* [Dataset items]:

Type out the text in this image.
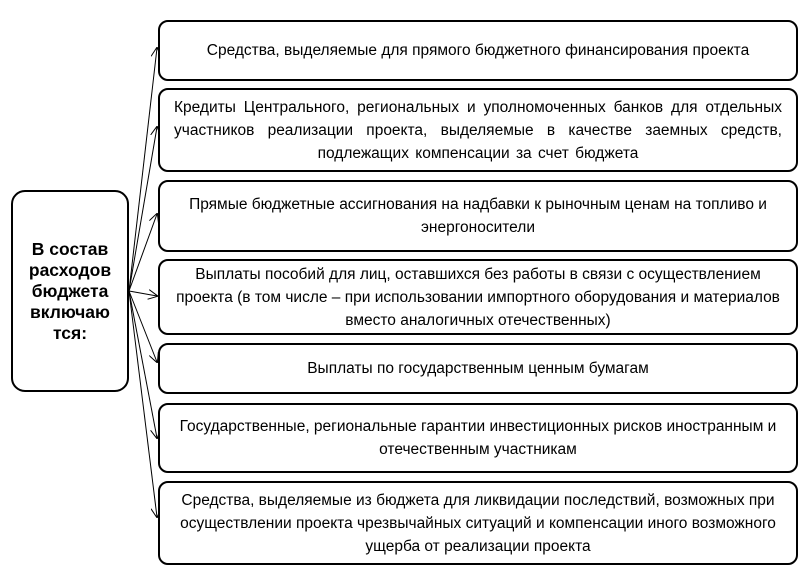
В состав расходов бюджета включаю тся:
Средства, выделяемые для прямого бюджетного финансирования проекта
Кредиты Центрального, региональных и уполномоченных банков для отдельных участников реализации проекта, выделяемые в качестве заемных средств, подлежащих компенсации за счет бюджета
Прямые бюджетные ассигнования на надбавки к рыночным ценам на топливо и энергоносители
Выплаты пособий для лиц, оставшихся без работы в связи с осуществлением проекта (в том числе – при использовании импортного оборудования и материалов вместо аналогичных отечественных)
Выплаты по государственным ценным бумагам
Государственные, региональные гарантии инвестиционных рисков иностранным и отечественным участникам
Средства, выделяемые из бюджета для ликвидации последствий, возможных при осуществлении проекта чрезвычайных ситуаций и компенсации иного возможного ущерба от реализации проекта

* [WHAT IS BEING ASKED]:
Copy the material above in full and exactly, skipping pictures.

* [RESULT FOR THIS TASK]:
Type out the text in this image.
В состав расходов бюджета включаю тся:
Средства, выделяемые для прямого бюджетного финансирования проекта
Кредиты Центрального, региональных и уполномоченных банков для отдельных участников реализации проекта, выделяемые в качестве заемных средств, подлежащих компенсации за счет бюджета
Прямые бюджетные ассигнования на надбавки к рыночным ценам на топливо и энергоносители
Выплаты пособий для лиц, оставшихся без работы в связи с осуществлением проекта (в том числе – при использовании импортного оборудования и материалов вместо аналогичных отечественных)
Выплаты по государственным ценным бумагам
Государственные, региональные гарантии инвестиционных рисков иностранным и отечественным участникам
Средства, выделяемые из бюджета для ликвидации последствий, возможных при осуществлении проекта чрезвычайных ситуаций и компенсации иного возможного ущерба от реализации проекта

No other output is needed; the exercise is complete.